→ **Exercise goal**
Reproduce the following listing verbatim, every line in its original order.

→ **Items**
═══
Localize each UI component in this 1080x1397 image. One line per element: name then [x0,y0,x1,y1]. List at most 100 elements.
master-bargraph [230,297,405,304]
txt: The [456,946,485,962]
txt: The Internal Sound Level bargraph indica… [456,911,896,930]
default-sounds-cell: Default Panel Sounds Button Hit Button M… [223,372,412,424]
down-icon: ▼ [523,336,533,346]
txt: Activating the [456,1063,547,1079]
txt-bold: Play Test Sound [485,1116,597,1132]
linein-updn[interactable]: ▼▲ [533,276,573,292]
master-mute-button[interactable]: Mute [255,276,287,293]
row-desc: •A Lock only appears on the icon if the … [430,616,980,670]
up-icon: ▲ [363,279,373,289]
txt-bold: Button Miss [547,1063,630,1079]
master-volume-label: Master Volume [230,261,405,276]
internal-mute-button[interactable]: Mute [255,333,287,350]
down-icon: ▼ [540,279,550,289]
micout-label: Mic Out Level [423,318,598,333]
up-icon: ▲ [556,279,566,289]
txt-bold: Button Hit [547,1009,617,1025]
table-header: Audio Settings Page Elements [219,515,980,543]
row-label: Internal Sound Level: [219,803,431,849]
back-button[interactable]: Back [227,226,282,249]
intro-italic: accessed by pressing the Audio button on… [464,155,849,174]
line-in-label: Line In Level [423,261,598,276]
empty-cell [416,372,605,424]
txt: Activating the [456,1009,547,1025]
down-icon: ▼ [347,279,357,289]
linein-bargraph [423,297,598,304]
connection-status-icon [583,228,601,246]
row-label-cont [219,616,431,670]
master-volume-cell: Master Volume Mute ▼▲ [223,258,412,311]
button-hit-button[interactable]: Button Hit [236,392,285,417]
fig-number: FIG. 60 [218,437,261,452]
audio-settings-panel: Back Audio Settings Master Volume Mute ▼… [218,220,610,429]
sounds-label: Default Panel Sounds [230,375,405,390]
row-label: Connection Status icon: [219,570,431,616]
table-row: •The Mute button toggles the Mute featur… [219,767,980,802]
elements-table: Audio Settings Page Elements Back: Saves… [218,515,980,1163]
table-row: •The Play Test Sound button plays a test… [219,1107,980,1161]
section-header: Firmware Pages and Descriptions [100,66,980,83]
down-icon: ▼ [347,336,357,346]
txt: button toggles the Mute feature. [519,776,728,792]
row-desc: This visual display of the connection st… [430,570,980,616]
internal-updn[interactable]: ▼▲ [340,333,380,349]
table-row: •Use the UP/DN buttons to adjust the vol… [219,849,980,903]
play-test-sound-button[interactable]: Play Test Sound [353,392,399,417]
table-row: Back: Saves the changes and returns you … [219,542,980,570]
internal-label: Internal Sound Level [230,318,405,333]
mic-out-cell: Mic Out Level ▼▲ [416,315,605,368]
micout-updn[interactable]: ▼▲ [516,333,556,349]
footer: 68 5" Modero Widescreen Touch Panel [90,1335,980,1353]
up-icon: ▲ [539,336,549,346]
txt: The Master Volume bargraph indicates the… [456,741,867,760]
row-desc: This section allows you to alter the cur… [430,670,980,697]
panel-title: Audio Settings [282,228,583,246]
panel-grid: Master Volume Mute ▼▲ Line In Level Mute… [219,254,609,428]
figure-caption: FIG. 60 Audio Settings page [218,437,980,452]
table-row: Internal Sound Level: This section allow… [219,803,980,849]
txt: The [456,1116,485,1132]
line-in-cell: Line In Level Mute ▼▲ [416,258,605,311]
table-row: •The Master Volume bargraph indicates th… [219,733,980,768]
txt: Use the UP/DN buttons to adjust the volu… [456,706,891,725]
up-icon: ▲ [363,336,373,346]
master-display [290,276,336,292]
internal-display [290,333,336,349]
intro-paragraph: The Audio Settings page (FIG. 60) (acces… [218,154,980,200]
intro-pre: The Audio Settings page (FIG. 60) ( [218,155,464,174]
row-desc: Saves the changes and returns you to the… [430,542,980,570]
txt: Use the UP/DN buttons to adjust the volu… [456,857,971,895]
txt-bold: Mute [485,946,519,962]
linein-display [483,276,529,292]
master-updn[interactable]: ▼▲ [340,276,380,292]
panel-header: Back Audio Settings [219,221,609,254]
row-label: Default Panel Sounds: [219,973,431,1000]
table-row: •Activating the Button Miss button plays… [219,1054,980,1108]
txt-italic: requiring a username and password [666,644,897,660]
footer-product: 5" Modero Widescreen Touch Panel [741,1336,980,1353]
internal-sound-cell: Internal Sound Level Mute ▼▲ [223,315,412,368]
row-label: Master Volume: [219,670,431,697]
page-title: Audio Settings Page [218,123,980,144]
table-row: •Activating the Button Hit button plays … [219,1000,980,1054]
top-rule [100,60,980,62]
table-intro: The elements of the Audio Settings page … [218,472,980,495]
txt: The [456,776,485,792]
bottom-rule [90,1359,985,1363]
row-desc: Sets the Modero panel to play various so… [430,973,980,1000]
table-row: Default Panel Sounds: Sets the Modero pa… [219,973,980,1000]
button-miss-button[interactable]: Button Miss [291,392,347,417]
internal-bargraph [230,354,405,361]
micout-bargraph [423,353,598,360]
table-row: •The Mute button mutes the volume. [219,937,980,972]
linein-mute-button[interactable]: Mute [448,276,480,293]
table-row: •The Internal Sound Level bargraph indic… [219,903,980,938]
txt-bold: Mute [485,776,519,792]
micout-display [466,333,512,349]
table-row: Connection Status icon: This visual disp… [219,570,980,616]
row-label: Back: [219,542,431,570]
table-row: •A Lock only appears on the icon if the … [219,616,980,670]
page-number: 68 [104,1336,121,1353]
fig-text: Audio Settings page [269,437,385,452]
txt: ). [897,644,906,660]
═══
→ **Answer to the task**
Localize each UI component in this 1080x1397 image. One line per element: name then [x0,y0,x1,y1]. List at most 100 elements.
master-bargraph [230,297,405,304]
txt: The [456,946,485,962]
txt: The Internal Sound Level bargraph indica… [456,911,896,930]
default-sounds-cell: Default Panel Sounds Button Hit Button M… [223,372,412,424]
down-icon: ▼ [523,336,533,346]
txt: Activating the [456,1063,547,1079]
txt-bold: Play Test Sound [485,1116,597,1132]
linein-updn[interactable]: ▼▲ [533,276,573,292]
master-mute-button[interactable]: Mute [255,276,287,293]
row-desc: •A Lock only appears on the icon if the … [430,616,980,670]
up-icon: ▲ [363,279,373,289]
txt-bold: Button Miss [547,1063,630,1079]
master-volume-label: Master Volume [230,261,405,276]
internal-mute-button[interactable]: Mute [255,333,287,350]
down-icon: ▼ [540,279,550,289]
micout-label: Mic Out Level [423,318,598,333]
up-icon: ▲ [556,279,566,289]
txt-bold: Button Hit [547,1009,617,1025]
table-header: Audio Settings Page Elements [219,515,980,543]
row-label: Internal Sound Level: [219,803,431,849]
back-button[interactable]: Back [227,226,282,249]
intro-italic: accessed by pressing the Audio button on… [464,155,849,174]
line-in-label: Line In Level [423,261,598,276]
empty-cell [416,372,605,424]
txt: Activating the [456,1009,547,1025]
down-icon: ▼ [347,279,357,289]
linein-bargraph [423,297,598,304]
connection-status-icon [583,228,601,246]
row-label-cont [219,616,431,670]
master-volume-cell: Master Volume Mute ▼▲ [223,258,412,311]
button-hit-button[interactable]: Button Hit [236,392,285,417]
fig-number: FIG. 60 [218,437,261,452]
audio-settings-panel: Back Audio Settings Master Volume Mute ▼… [218,220,610,429]
sounds-label: Default Panel Sounds [230,375,405,390]
row-label: Connection Status icon: [219,570,431,616]
table-row: •The Mute button toggles the Mute featur… [219,767,980,802]
elements-table: Audio Settings Page Elements Back: Saves… [218,515,980,1163]
table-row: •The Play Test Sound button plays a test… [219,1107,980,1161]
section-header: Firmware Pages and Descriptions [100,66,980,83]
down-icon: ▼ [347,336,357,346]
txt: button toggles the Mute feature. [519,776,728,792]
row-desc: This visual display of the connection st… [430,570,980,616]
internal-updn[interactable]: ▼▲ [340,333,380,349]
table-row: •Use the UP/DN buttons to adjust the vol… [219,849,980,903]
play-test-sound-button[interactable]: Play Test Sound [353,392,399,417]
table-row: Back: Saves the changes and returns you … [219,542,980,570]
internal-label: Internal Sound Level [230,318,405,333]
mic-out-cell: Mic Out Level ▼▲ [416,315,605,368]
micout-updn[interactable]: ▼▲ [516,333,556,349]
footer: 68 5" Modero Widescreen Touch Panel [90,1335,980,1353]
up-icon: ▲ [539,336,549,346]
txt: The Master Volume bargraph indicates the… [456,741,867,760]
row-desc: This section allows you to alter the cur… [430,670,980,697]
panel-title: Audio Settings [282,228,583,246]
panel-grid: Master Volume Mute ▼▲ Line In Level Mute… [219,254,609,428]
figure-caption: FIG. 60 Audio Settings page [218,437,980,452]
table-row: Internal Sound Level: This section allow… [219,803,980,849]
txt: The [456,1116,485,1132]
line-in-cell: Line In Level Mute ▼▲ [416,258,605,311]
table-row: •The Master Volume bargraph indicates th… [219,733,980,768]
txt: Use the UP/DN buttons to adjust the volu… [456,706,891,725]
up-icon: ▲ [363,336,373,346]
master-display [290,276,336,292]
internal-display [290,333,336,349]
intro-paragraph: The Audio Settings page (FIG. 60) (acces… [218,154,980,200]
intro-pre: The Audio Settings page (FIG. 60) ( [218,155,464,174]
row-desc: Saves the changes and returns you to the… [430,542,980,570]
txt: Use the UP/DN buttons to adjust the volu… [456,857,971,895]
txt-bold: Mute [485,946,519,962]
linein-display [483,276,529,292]
master-updn[interactable]: ▼▲ [340,276,380,292]
panel-header: Back Audio Settings [219,221,609,254]
row-label: Default Panel Sounds: [219,973,431,1000]
table-row: •Activating the Button Miss button plays… [219,1054,980,1108]
txt-italic: requiring a username and password [666,644,897,660]
footer-product: 5" Modero Widescreen Touch Panel [741,1336,980,1353]
internal-sound-cell: Internal Sound Level Mute ▼▲ [223,315,412,368]
row-label: Master Volume: [219,670,431,697]
page-title: Audio Settings Page [218,123,980,144]
table-row: •Activating the Button Hit button plays … [219,1000,980,1054]
top-rule [100,60,980,62]
table-intro: The elements of the Audio Settings page … [218,472,980,495]
txt: The [456,776,485,792]
bottom-rule [90,1359,985,1363]
row-desc: Sets the Modero panel to play various so… [430,973,980,1000]
table-row: Default Panel Sounds: Sets the Modero pa… [219,973,980,1000]
button-miss-button[interactable]: Button Miss [291,392,347,417]
internal-bargraph [230,354,405,361]
micout-bargraph [423,353,598,360]
table-row: •The Mute button mutes the volume. [219,937,980,972]
linein-mute-button[interactable]: Mute [448,276,480,293]
table-row: •The Internal Sound Level bargraph indic… [219,903,980,938]
txt-bold: Mute [485,776,519,792]
micout-display [466,333,512,349]
table-row: Connection Status icon: This visual disp… [219,570,980,616]
row-label: Back: [219,542,431,570]
table-row: •A Lock only appears on the icon if the … [219,616,980,670]
page-number: 68 [104,1336,121,1353]
fig-text: Audio Settings page [269,437,385,452]
txt: ). [897,644,906,660]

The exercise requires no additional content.